[Data excerpts]
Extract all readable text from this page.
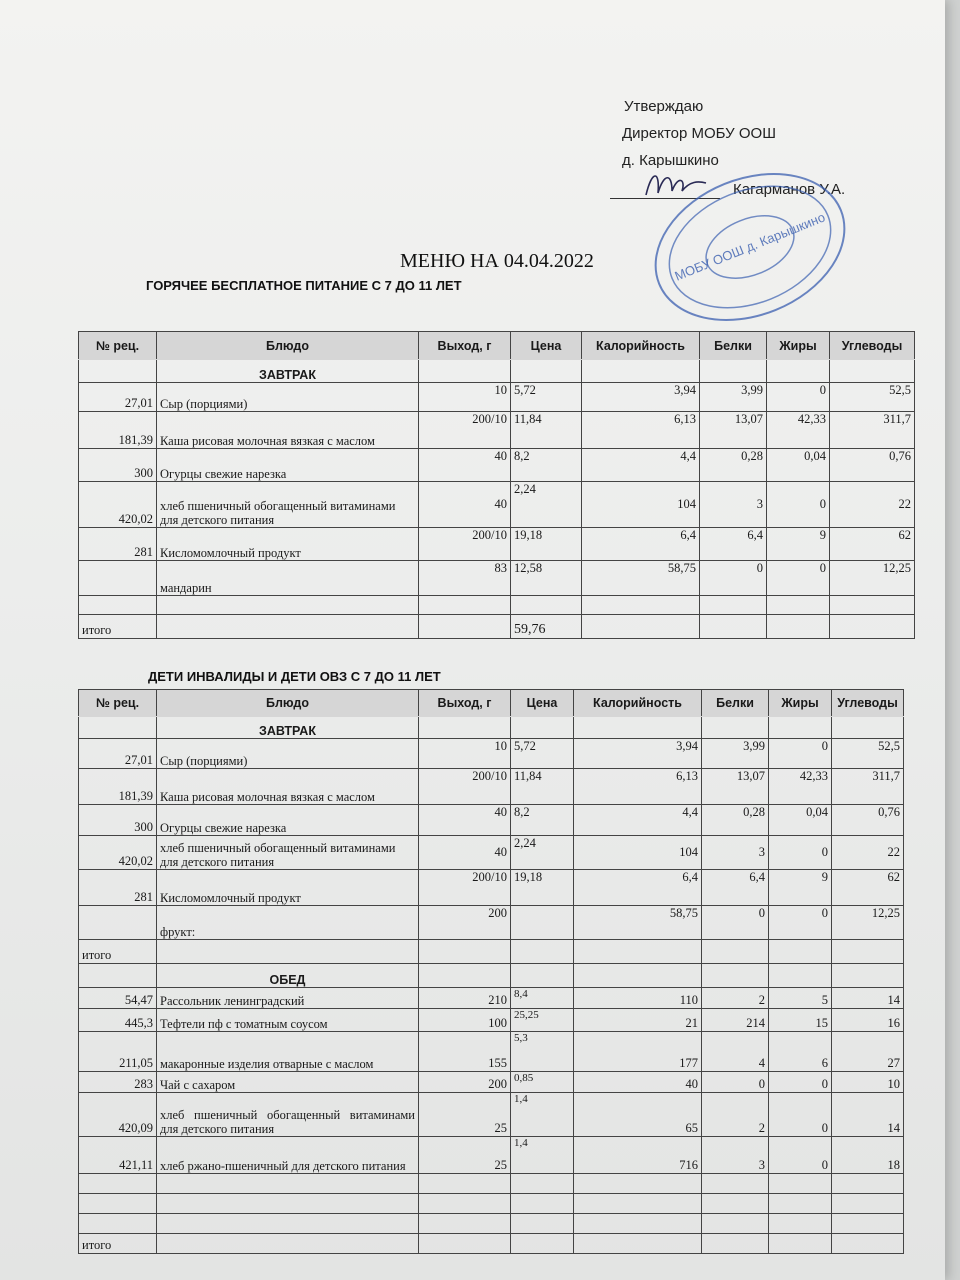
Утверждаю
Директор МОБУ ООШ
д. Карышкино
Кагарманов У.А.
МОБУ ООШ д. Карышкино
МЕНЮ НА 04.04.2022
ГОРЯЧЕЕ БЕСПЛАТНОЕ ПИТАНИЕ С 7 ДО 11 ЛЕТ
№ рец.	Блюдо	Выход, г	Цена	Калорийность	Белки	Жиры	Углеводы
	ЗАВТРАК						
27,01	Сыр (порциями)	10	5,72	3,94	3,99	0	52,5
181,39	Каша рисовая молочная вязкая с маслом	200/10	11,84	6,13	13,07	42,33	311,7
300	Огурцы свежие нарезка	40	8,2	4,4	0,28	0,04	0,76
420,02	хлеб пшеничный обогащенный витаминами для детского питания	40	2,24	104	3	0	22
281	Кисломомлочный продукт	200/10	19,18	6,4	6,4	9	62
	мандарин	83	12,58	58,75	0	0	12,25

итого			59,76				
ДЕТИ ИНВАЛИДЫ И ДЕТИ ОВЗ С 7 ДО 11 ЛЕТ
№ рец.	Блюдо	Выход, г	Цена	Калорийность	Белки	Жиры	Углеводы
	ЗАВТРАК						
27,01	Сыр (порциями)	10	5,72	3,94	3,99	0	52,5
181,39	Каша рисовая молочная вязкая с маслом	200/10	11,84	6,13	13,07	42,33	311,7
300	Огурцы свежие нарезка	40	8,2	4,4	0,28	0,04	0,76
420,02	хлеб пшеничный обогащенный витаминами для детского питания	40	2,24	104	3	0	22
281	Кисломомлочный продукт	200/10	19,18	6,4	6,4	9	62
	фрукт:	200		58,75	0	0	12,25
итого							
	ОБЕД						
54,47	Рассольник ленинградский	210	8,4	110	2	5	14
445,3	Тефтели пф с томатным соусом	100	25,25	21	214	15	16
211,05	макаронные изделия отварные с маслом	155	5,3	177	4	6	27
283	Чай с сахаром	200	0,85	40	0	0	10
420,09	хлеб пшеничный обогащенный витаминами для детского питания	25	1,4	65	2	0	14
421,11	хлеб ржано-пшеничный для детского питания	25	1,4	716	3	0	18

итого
--
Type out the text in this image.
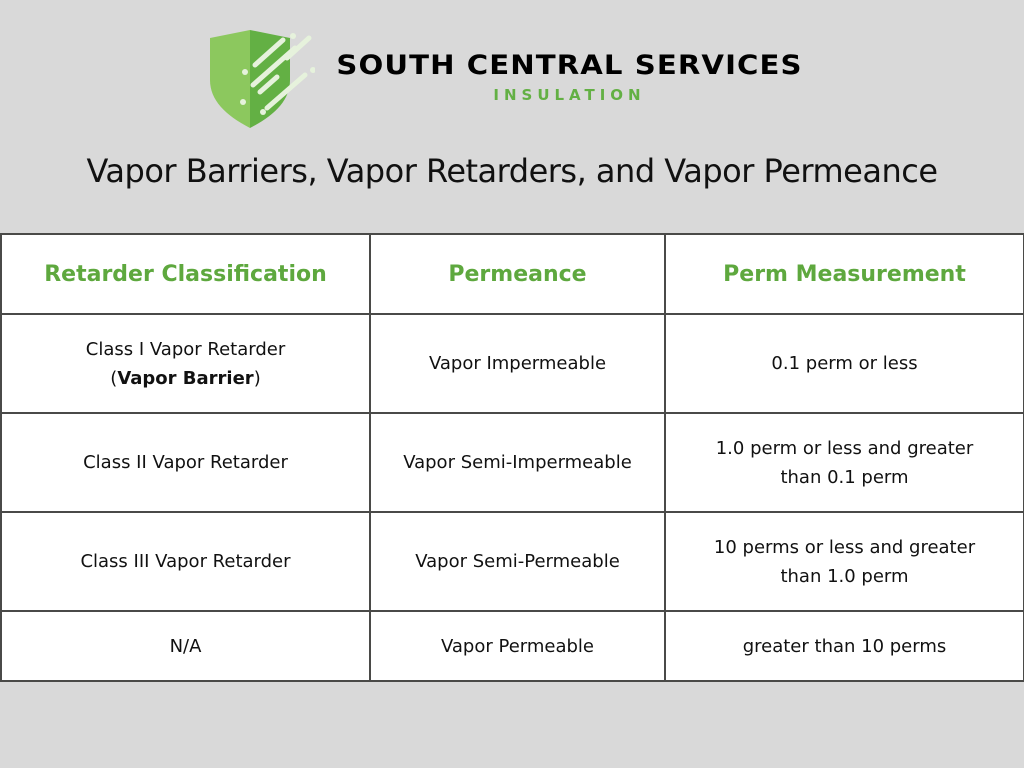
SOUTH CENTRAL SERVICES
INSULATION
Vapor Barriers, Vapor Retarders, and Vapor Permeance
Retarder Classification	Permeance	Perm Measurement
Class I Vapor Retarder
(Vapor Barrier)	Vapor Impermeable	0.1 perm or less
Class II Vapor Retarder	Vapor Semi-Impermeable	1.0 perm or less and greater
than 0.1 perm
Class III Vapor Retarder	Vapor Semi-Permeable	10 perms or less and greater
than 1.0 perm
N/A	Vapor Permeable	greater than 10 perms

#### [WHAT IS ASKED]
Gather each line from the entries above that includes the word "пшеничный".

#### [IN RESPONSE]
420,02	хлеб пшеничный обогащенный витаминами для детского питания	40	2,24	104	3	0	22
420,02	хлеб пшеничный обогащенный витаминами для детского питания	40	2,24	104	3	0	22
420,09	хлеб пшеничный обогащенный витаминами для детского питания	25	1,4	65	2	0	14
421,11	хлеб ржано-пшеничный для детского питания	25	1,4	716	3	0	18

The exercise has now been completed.